**Task details**
Wherever the string "this" occurs in a line of these records, report that line.
** start **
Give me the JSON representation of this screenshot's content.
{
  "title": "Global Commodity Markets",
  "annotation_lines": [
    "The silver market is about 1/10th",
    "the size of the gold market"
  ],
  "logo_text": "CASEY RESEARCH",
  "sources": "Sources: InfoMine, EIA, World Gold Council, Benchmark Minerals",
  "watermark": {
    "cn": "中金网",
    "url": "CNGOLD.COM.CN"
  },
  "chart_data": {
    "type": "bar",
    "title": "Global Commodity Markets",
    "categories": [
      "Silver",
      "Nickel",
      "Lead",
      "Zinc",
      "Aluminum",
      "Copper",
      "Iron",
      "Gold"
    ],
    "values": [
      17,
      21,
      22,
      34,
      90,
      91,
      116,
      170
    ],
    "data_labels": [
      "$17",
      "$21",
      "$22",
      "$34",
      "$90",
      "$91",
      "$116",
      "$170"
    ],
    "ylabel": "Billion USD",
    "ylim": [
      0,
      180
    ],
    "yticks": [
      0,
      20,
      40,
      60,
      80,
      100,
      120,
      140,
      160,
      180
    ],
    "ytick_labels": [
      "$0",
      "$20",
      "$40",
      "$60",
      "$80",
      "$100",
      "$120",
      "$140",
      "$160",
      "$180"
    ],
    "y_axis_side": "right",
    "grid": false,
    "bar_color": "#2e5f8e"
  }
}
** end **
** start **
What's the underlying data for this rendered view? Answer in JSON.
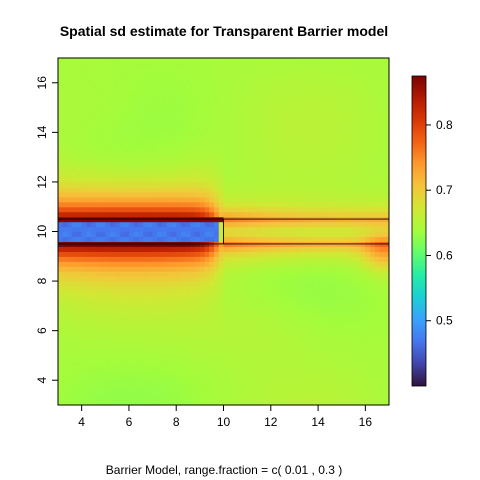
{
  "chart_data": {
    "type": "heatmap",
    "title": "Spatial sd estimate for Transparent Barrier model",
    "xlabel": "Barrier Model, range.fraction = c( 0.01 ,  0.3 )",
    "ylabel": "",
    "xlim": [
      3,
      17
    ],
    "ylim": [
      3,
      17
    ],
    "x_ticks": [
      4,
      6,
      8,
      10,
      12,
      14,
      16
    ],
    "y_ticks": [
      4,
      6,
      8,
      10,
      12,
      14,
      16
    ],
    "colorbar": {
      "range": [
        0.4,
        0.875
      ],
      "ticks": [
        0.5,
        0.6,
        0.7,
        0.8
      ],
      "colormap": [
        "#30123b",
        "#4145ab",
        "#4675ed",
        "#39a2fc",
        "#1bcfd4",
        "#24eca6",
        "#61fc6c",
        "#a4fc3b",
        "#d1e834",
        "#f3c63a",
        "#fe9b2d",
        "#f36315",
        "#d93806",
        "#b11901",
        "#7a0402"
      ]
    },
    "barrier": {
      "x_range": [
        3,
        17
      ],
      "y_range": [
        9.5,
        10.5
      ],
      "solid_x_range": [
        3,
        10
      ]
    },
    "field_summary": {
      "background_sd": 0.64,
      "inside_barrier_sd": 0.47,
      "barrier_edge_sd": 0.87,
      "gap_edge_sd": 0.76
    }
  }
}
** end **
** start **
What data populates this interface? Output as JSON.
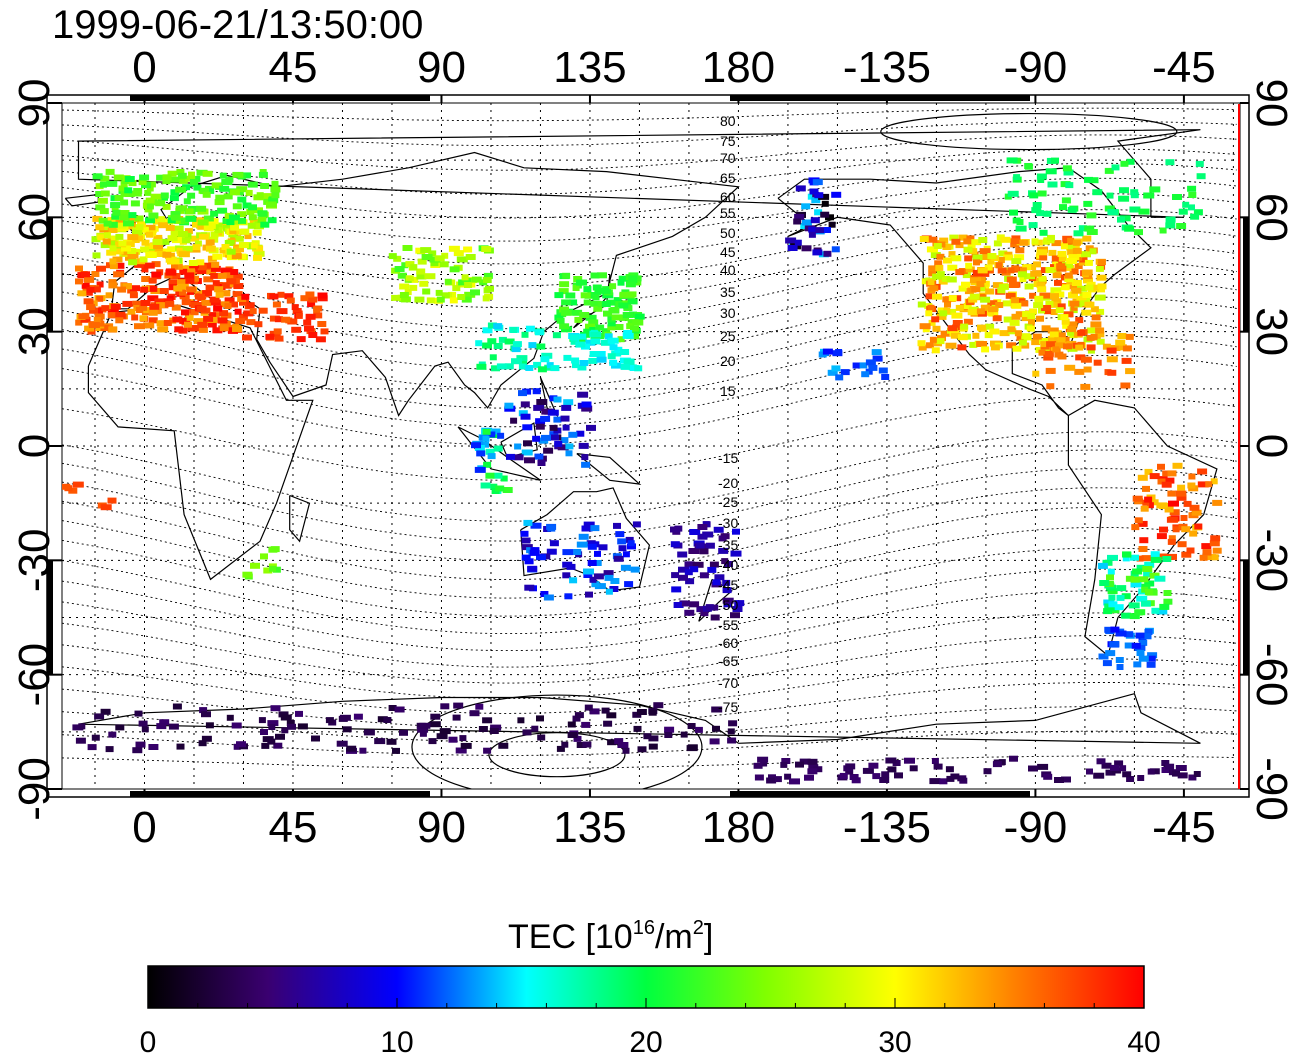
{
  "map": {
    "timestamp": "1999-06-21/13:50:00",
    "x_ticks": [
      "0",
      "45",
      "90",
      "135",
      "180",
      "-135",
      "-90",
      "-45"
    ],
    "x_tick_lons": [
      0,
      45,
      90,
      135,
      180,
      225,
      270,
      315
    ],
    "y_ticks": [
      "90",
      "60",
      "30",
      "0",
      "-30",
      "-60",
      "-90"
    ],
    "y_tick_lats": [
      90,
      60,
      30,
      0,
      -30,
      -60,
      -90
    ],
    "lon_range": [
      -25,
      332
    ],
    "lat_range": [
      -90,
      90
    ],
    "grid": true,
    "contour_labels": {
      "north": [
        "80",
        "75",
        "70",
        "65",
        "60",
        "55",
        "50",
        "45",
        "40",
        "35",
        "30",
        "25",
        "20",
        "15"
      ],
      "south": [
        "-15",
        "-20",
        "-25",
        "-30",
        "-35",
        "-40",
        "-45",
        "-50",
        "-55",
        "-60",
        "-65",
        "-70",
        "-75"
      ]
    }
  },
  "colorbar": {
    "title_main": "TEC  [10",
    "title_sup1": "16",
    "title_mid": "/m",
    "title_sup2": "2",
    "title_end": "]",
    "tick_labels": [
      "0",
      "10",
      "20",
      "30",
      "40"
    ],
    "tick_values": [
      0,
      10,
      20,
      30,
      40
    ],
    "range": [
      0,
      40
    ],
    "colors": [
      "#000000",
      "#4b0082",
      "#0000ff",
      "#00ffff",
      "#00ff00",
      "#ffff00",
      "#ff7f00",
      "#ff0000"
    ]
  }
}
** end **
**Result below**
Give me the JSON representation of this screenshot's content.
What's the underlying data for this rendered view? Answer in JSON.
What data populates this interface? Output as JSON.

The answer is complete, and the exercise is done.